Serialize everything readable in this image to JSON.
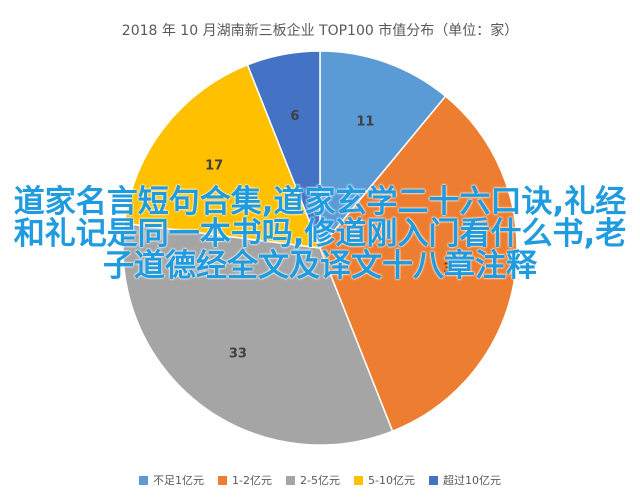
{
  "chart_data": {
    "type": "pie",
    "title": "2018 年 10 月湖南新三板企业 TOP100 市值分布（单位：家）",
    "categories": [
      "不足1亿元",
      "1-2亿元",
      "2-5亿元",
      "5-10亿元",
      "超过10亿元"
    ],
    "values": [
      11,
      33,
      33,
      17,
      6
    ],
    "colors": [
      "#5B9BD5",
      "#ED7D31",
      "#A5A5A5",
      "#FFC000",
      "#4472C4"
    ],
    "legend_position": "bottom",
    "data_labels": true
  },
  "overlay_text": "道家名言短句合集,道家玄学二十六口诀,礼经和礼记是同一本书吗,修道刚入门看什么书,老子道德经全文及译文十八章注释"
}
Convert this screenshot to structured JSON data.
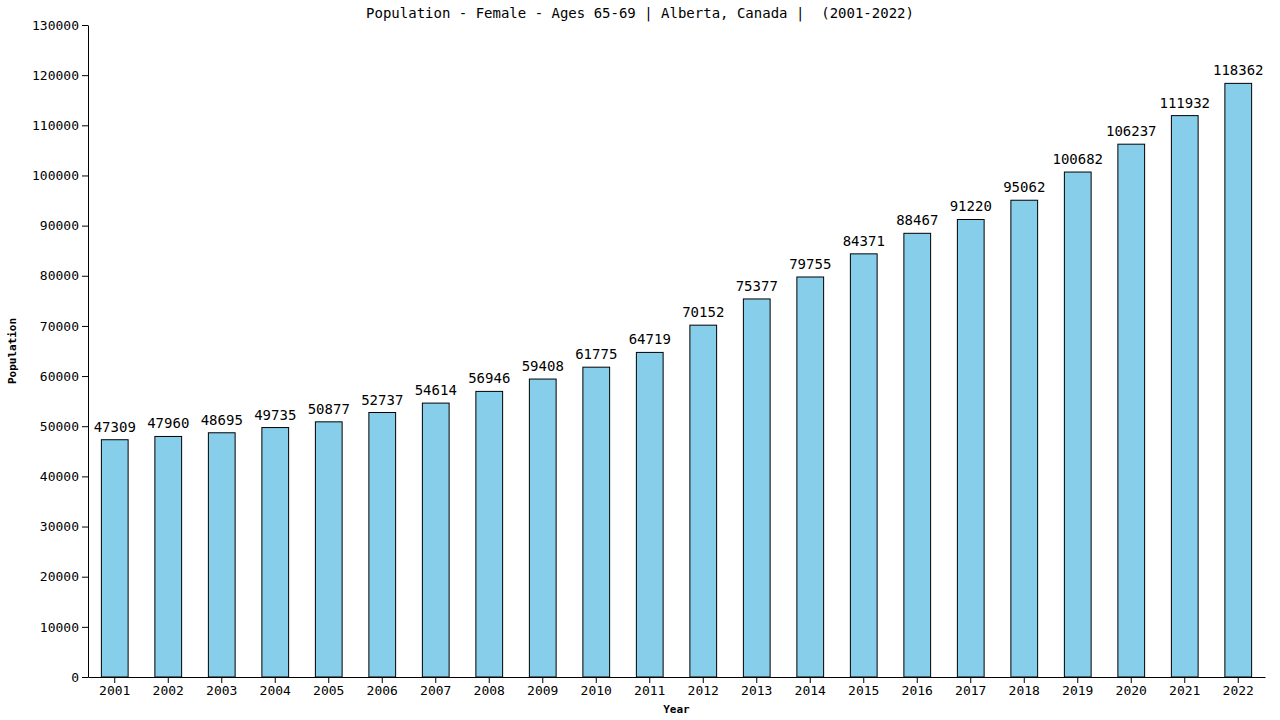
{
  "chart_data": {
    "type": "bar",
    "title": "Population - Female - Ages 65-69 | Alberta, Canada |  (2001-2022)",
    "x_label": "Year",
    "y_label": "Population",
    "categories": [
      "2001",
      "2002",
      "2003",
      "2004",
      "2005",
      "2006",
      "2007",
      "2008",
      "2009",
      "2010",
      "2011",
      "2012",
      "2013",
      "2014",
      "2015",
      "2016",
      "2017",
      "2018",
      "2019",
      "2020",
      "2021",
      "2022"
    ],
    "values": [
      47309,
      47960,
      48695,
      49735,
      50877,
      52737,
      54614,
      56946,
      59408,
      61775,
      64719,
      70152,
      75377,
      79755,
      84371,
      88467,
      91220,
      95062,
      100682,
      106237,
      111932,
      118362
    ],
    "color": "#87ceeb",
    "ylim": [
      0,
      130000
    ],
    "yticks": [
      0,
      10000,
      20000,
      30000,
      40000,
      50000,
      60000,
      70000,
      80000,
      90000,
      100000,
      110000,
      120000,
      130000
    ],
    "grid": false,
    "data_labels": true
  }
}
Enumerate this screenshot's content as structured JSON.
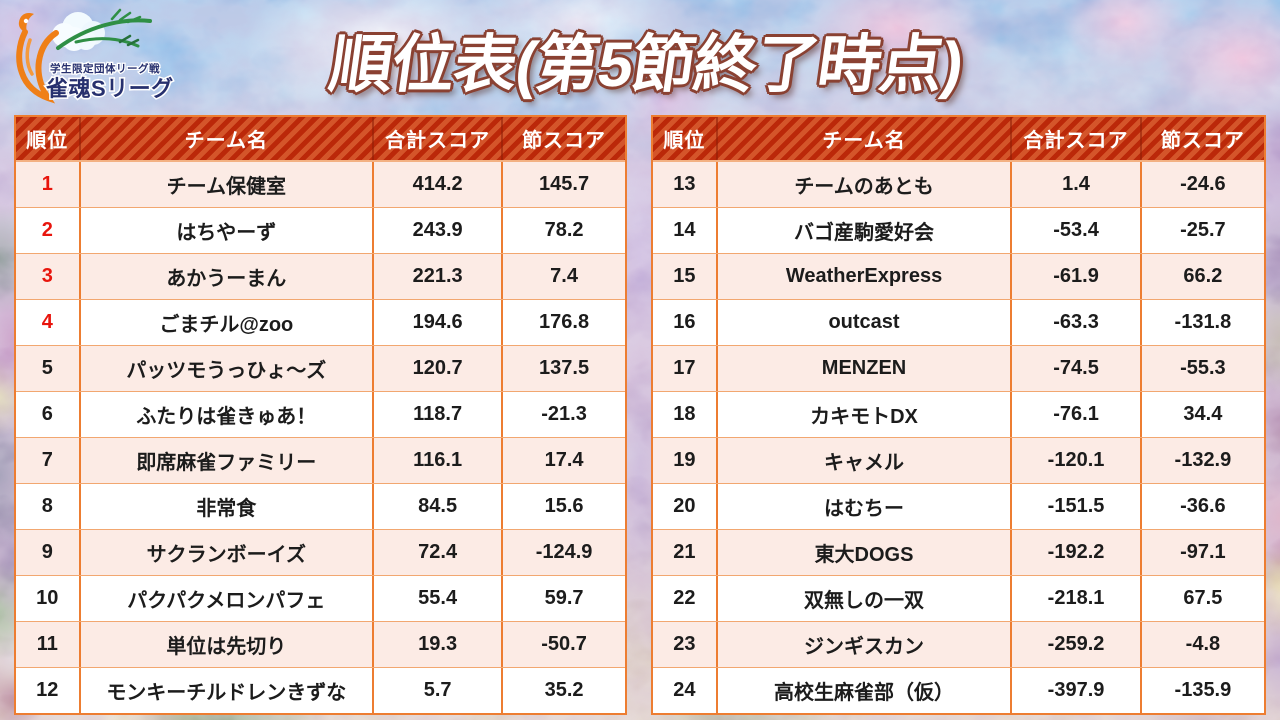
{
  "logo": {
    "subtitle": "学生限定団体リーグ戦",
    "name": "雀魂Sリーグ"
  },
  "title": "順位表(第5節終了時点)",
  "table": {
    "headers": [
      "順位",
      "チーム名",
      "合計スコア",
      "節スコア"
    ],
    "left_rows": [
      {
        "rank": "1",
        "team": "チーム保健室",
        "total": "414.2",
        "round": "145.7",
        "red": true
      },
      {
        "rank": "2",
        "team": "はちやーず",
        "total": "243.9",
        "round": "78.2",
        "red": true
      },
      {
        "rank": "3",
        "team": "あかうーまん",
        "total": "221.3",
        "round": "7.4",
        "red": true
      },
      {
        "rank": "4",
        "team": "ごまチル@zoo",
        "total": "194.6",
        "round": "176.8",
        "red": true
      },
      {
        "rank": "5",
        "team": "パッツモうっひょ〜ズ",
        "total": "120.7",
        "round": "137.5",
        "red": false
      },
      {
        "rank": "6",
        "team": "ふたりは雀きゅあ！",
        "total": "118.7",
        "round": "-21.3",
        "red": false
      },
      {
        "rank": "7",
        "team": "即席麻雀ファミリー",
        "total": "116.1",
        "round": "17.4",
        "red": false
      },
      {
        "rank": "8",
        "team": "非常食",
        "total": "84.5",
        "round": "15.6",
        "red": false
      },
      {
        "rank": "9",
        "team": "サクランボーイズ",
        "total": "72.4",
        "round": "-124.9",
        "red": false
      },
      {
        "rank": "10",
        "team": "パクパクメロンパフェ",
        "total": "55.4",
        "round": "59.7",
        "red": false
      },
      {
        "rank": "11",
        "team": "単位は先切り",
        "total": "19.3",
        "round": "-50.7",
        "red": false
      },
      {
        "rank": "12",
        "team": "モンキーチルドレンきずな",
        "total": "5.7",
        "round": "35.2",
        "red": false
      }
    ],
    "right_rows": [
      {
        "rank": "13",
        "team": "チームのあとも",
        "total": "1.4",
        "round": "-24.6",
        "red": false
      },
      {
        "rank": "14",
        "team": "バゴ産駒愛好会",
        "total": "-53.4",
        "round": "-25.7",
        "red": false
      },
      {
        "rank": "15",
        "team": "WeatherExpress",
        "total": "-61.9",
        "round": "66.2",
        "red": false
      },
      {
        "rank": "16",
        "team": "outcast",
        "total": "-63.3",
        "round": "-131.8",
        "red": false
      },
      {
        "rank": "17",
        "team": "MENZEN",
        "total": "-74.5",
        "round": "-55.3",
        "red": false
      },
      {
        "rank": "18",
        "team": "カキモトDX",
        "total": "-76.1",
        "round": "34.4",
        "red": false
      },
      {
        "rank": "19",
        "team": "キャメル",
        "total": "-120.1",
        "round": "-132.9",
        "red": false
      },
      {
        "rank": "20",
        "team": "はむちー",
        "total": "-151.5",
        "round": "-36.6",
        "red": false
      },
      {
        "rank": "21",
        "team": "東大DOGS",
        "total": "-192.2",
        "round": "-97.1",
        "red": false
      },
      {
        "rank": "22",
        "team": "双無しの一双",
        "total": "-218.1",
        "round": "67.5",
        "red": false
      },
      {
        "rank": "23",
        "team": "ジンギスカン",
        "total": "-259.2",
        "round": "-4.8",
        "red": false
      },
      {
        "rank": "24",
        "team": "高校生麻雀部（仮）",
        "total": "-397.9",
        "round": "-135.9",
        "red": false
      }
    ]
  },
  "colors": {
    "header_red_dark": "#bb2809",
    "header_red_stripe": "#d4552a",
    "border_orange": "#ed7d31",
    "row_pink": "#fcebe5",
    "rank_red": "#e8150d",
    "title_fill": "#ffffff",
    "title_outline": "#8a4132",
    "logo_navy": "#27306e",
    "logo_orange": "#ef7f17",
    "logo_green": "#2f8f45"
  },
  "chart_data": {
    "type": "table",
    "title": "順位表(第5節終了時点)",
    "columns": [
      "順位",
      "チーム名",
      "合計スコア",
      "節スコア"
    ],
    "rows": [
      [
        1,
        "チーム保健室",
        414.2,
        145.7
      ],
      [
        2,
        "はちやーず",
        243.9,
        78.2
      ],
      [
        3,
        "あかうーまん",
        221.3,
        7.4
      ],
      [
        4,
        "ごまチル@zoo",
        194.6,
        176.8
      ],
      [
        5,
        "パッツモうっひょ〜ズ",
        120.7,
        137.5
      ],
      [
        6,
        "ふたりは雀きゅあ！",
        118.7,
        -21.3
      ],
      [
        7,
        "即席麻雀ファミリー",
        116.1,
        17.4
      ],
      [
        8,
        "非常食",
        84.5,
        15.6
      ],
      [
        9,
        "サクランボーイズ",
        72.4,
        -124.9
      ],
      [
        10,
        "パクパクメロンパフェ",
        55.4,
        59.7
      ],
      [
        11,
        "単位は先切り",
        19.3,
        -50.7
      ],
      [
        12,
        "モンキーチルドレンきずな",
        5.7,
        35.2
      ],
      [
        13,
        "チームのあとも",
        1.4,
        -24.6
      ],
      [
        14,
        "バゴ産駒愛好会",
        -53.4,
        -25.7
      ],
      [
        15,
        "WeatherExpress",
        -61.9,
        66.2
      ],
      [
        16,
        "outcast",
        -63.3,
        -131.8
      ],
      [
        17,
        "MENZEN",
        -74.5,
        -55.3
      ],
      [
        18,
        "カキモトDX",
        -76.1,
        34.4
      ],
      [
        19,
        "キャメル",
        -120.1,
        -132.9
      ],
      [
        20,
        "はむちー",
        -151.5,
        -36.6
      ],
      [
        21,
        "東大DOGS",
        -192.2,
        -97.1
      ],
      [
        22,
        "双無しの一双",
        -218.1,
        67.5
      ],
      [
        23,
        "ジンギスカン",
        -259.2,
        -4.8
      ],
      [
        24,
        "高校生麻雀部（仮）",
        -397.9,
        -135.9
      ]
    ],
    "layout": "split into two side-by-side tables: ranks 1-12 left, 13-24 right; ranks 1-4 shown in red"
  }
}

WHAT THIS TASK INVOLVES:
Give the entries again without a single change, but with no pictures.

COMPLETE ANSWER:
Serialize everything readable in this image to JSON.
{
  "chart_data": {
    "type": "pie",
    "title": "2018 年 10 月湖南新三板企业 TOP100 市值分布（单位：家）",
    "categories": [
      "不足1亿元",
      "1-2亿元",
      "2-5亿元",
      "5-10亿元",
      "超过10亿元"
    ],
    "values": [
      11,
      33,
      33,
      17,
      6
    ],
    "colors": [
      "#5B9BD5",
      "#ED7D31",
      "#A5A5A5",
      "#FFC000",
      "#4472C4"
    ],
    "legend_position": "bottom",
    "data_labels": true
  },
  "overlay_text": "道家名言短句合集,道家玄学二十六口诀,礼经和礼记是同一本书吗,修道刚入门看什么书,老子道德经全文及译文十八章注释"
}
Convert this screenshot to structured JSON data.
{
  "chart_data": {
    "type": "bar",
    "title": "Population - Female - Ages 65-69 | Alberta, Canada |  (2001-2022)",
    "x_label": "Year",
    "y_label": "Population",
    "categories": [
      "2001",
      "2002",
      "2003",
      "2004",
      "2005",
      "2006",
      "2007",
      "2008",
      "2009",
      "2010",
      "2011",
      "2012",
      "2013",
      "2014",
      "2015",
      "2016",
      "2017",
      "2018",
      "2019",
      "2020",
      "2021",
      "2022"
    ],
    "values": [
      47309,
      47960,
      48695,
      49735,
      50877,
      52737,
      54614,
      56946,
      59408,
      61775,
      64719,
      70152,
      75377,
      79755,
      84371,
      88467,
      91220,
      95062,
      100682,
      106237,
      111932,
      118362
    ],
    "color": "#87ceeb",
    "ylim": [
      0,
      130000
    ],
    "yticks": [
      0,
      10000,
      20000,
      30000,
      40000,
      50000,
      60000,
      70000,
      80000,
      90000,
      100000,
      110000,
      120000,
      130000
    ],
    "grid": false,
    "data_labels": true
  }
}
Enumerate this screenshot's content as structured JSON.
{
  "logo": {
    "subtitle": "学生限定団体リーグ戦",
    "name": "雀魂Sリーグ"
  },
  "title": "順位表(第5節終了時点)",
  "table": {
    "headers": [
      "順位",
      "チーム名",
      "合計スコア",
      "節スコア"
    ],
    "left_rows": [
      {
        "rank": "1",
        "team": "チーム保健室",
        "total": "414.2",
        "round": "145.7",
        "red": true
      },
      {
        "rank": "2",
        "team": "はちやーず",
        "total": "243.9",
        "round": "78.2",
        "red": true
      },
      {
        "rank": "3",
        "team": "あかうーまん",
        "total": "221.3",
        "round": "7.4",
        "red": true
      },
      {
        "rank": "4",
        "team": "ごまチル@zoo",
        "total": "194.6",
        "round": "176.8",
        "red": true
      },
      {
        "rank": "5",
        "team": "パッツモうっひょ〜ズ",
        "total": "120.7",
        "round": "137.5",
        "red": false
      },
      {
        "rank": "6",
        "team": "ふたりは雀きゅあ！",
        "total": "118.7",
        "round": "-21.3",
        "red": false
      },
      {
        "rank": "7",
        "team": "即席麻雀ファミリー",
        "total": "116.1",
        "round": "17.4",
        "red": false
      },
      {
        "rank": "8",
        "team": "非常食",
        "total": "84.5",
        "round": "15.6",
        "red": false
      },
      {
        "rank": "9",
        "team": "サクランボーイズ",
        "total": "72.4",
        "round": "-124.9",
        "red": false
      },
      {
        "rank": "10",
        "team": "パクパクメロンパフェ",
        "total": "55.4",
        "round": "59.7",
        "red": false
      },
      {
        "rank": "11",
        "team": "単位は先切り",
        "total": "19.3",
        "round": "-50.7",
        "red": false
      },
      {
        "rank": "12",
        "team": "モンキーチルドレンきずな",
        "total": "5.7",
        "round": "35.2",
        "red": false
      }
    ],
    "right_rows": [
      {
        "rank": "13",
        "team": "チームのあとも",
        "total": "1.4",
        "round": "-24.6",
        "red": false
      },
      {
        "rank": "14",
        "team": "バゴ産駒愛好会",
        "total": "-53.4",
        "round": "-25.7",
        "red": false
      },
      {
        "rank": "15",
        "team": "WeatherExpress",
        "total": "-61.9",
        "round": "66.2",
        "red": false
      },
      {
        "rank": "16",
        "team": "outcast",
        "total": "-63.3",
        "round": "-131.8",
        "red": false
      },
      {
        "rank": "17",
        "team": "MENZEN",
        "total": "-74.5",
        "round": "-55.3",
        "red": false
      },
      {
        "rank": "18",
        "team": "カキモトDX",
        "total": "-76.1",
        "round": "34.4",
        "red": false
      },
      {
        "rank": "19",
        "team": "キャメル",
        "total": "-120.1",
        "round": "-132.9",
        "red": false
      },
      {
        "rank": "20",
        "team": "はむちー",
        "total": "-151.5",
        "round": "-36.6",
        "red": false
      },
      {
        "rank": "21",
        "team": "東大DOGS",
        "total": "-192.2",
        "round": "-97.1",
        "red": false
      },
      {
        "rank": "22",
        "team": "双無しの一双",
        "total": "-218.1",
        "round": "67.5",
        "red": false
      },
      {
        "rank": "23",
        "team": "ジンギスカン",
        "total": "-259.2",
        "round": "-4.8",
        "red": false
      },
      {
        "rank": "24",
        "team": "高校生麻雀部（仮）",
        "total": "-397.9",
        "round": "-135.9",
        "red": false
      }
    ]
  },
  "colors": {
    "header_red_dark": "#bb2809",
    "header_red_stripe": "#d4552a",
    "border_orange": "#ed7d31",
    "row_pink": "#fcebe5",
    "rank_red": "#e8150d",
    "title_fill": "#ffffff",
    "title_outline": "#8a4132",
    "logo_navy": "#27306e",
    "logo_orange": "#ef7f17",
    "logo_green": "#2f8f45"
  },
  "chart_data": {
    "type": "table",
    "title": "順位表(第5節終了時点)",
    "columns": [
      "順位",
      "チーム名",
      "合計スコア",
      "節スコア"
    ],
    "rows": [
      [
        1,
        "チーム保健室",
        414.2,
        145.7
      ],
      [
        2,
        "はちやーず",
        243.9,
        78.2
      ],
      [
        3,
        "あかうーまん",
        221.3,
        7.4
      ],
      [
        4,
        "ごまチル@zoo",
        194.6,
        176.8
      ],
      [
        5,
        "パッツモうっひょ〜ズ",
        120.7,
        137.5
      ],
      [
        6,
        "ふたりは雀きゅあ！",
        118.7,
        -21.3
      ],
      [
        7,
        "即席麻雀ファミリー",
        116.1,
        17.4
      ],
      [
        8,
        "非常食",
        84.5,
        15.6
      ],
      [
        9,
        "サクランボーイズ",
        72.4,
        -124.9
      ],
      [
        10,
        "パクパクメロンパフェ",
        55.4,
        59.7
      ],
      [
        11,
        "単位は先切り",
        19.3,
        -50.7
      ],
      [
        12,
        "モンキーチルドレンきずな",
        5.7,
        35.2
      ],
      [
        13,
        "チームのあとも",
        1.4,
        -24.6
      ],
      [
        14,
        "バゴ産駒愛好会",
        -53.4,
        -25.7
      ],
      [
        15,
        "WeatherExpress",
        -61.9,
        66.2
      ],
      [
        16,
        "outcast",
        -63.3,
        -131.8
      ],
      [
        17,
        "MENZEN",
        -74.5,
        -55.3
      ],
      [
        18,
        "カキモトDX",
        -76.1,
        34.4
      ],
      [
        19,
        "キャメル",
        -120.1,
        -132.9
      ],
      [
        20,
        "はむちー",
        -151.5,
        -36.6
      ],
      [
        21,
        "東大DOGS",
        -192.2,
        -97.1
      ],
      [
        22,
        "双無しの一双",
        -218.1,
        67.5
      ],
      [
        23,
        "ジンギスカン",
        -259.2,
        -4.8
      ],
      [
        24,
        "高校生麻雀部（仮）",
        -397.9,
        -135.9
      ]
    ],
    "layout": "split into two side-by-side tables: ranks 1-12 left, 13-24 right; ranks 1-4 shown in red"
  }
}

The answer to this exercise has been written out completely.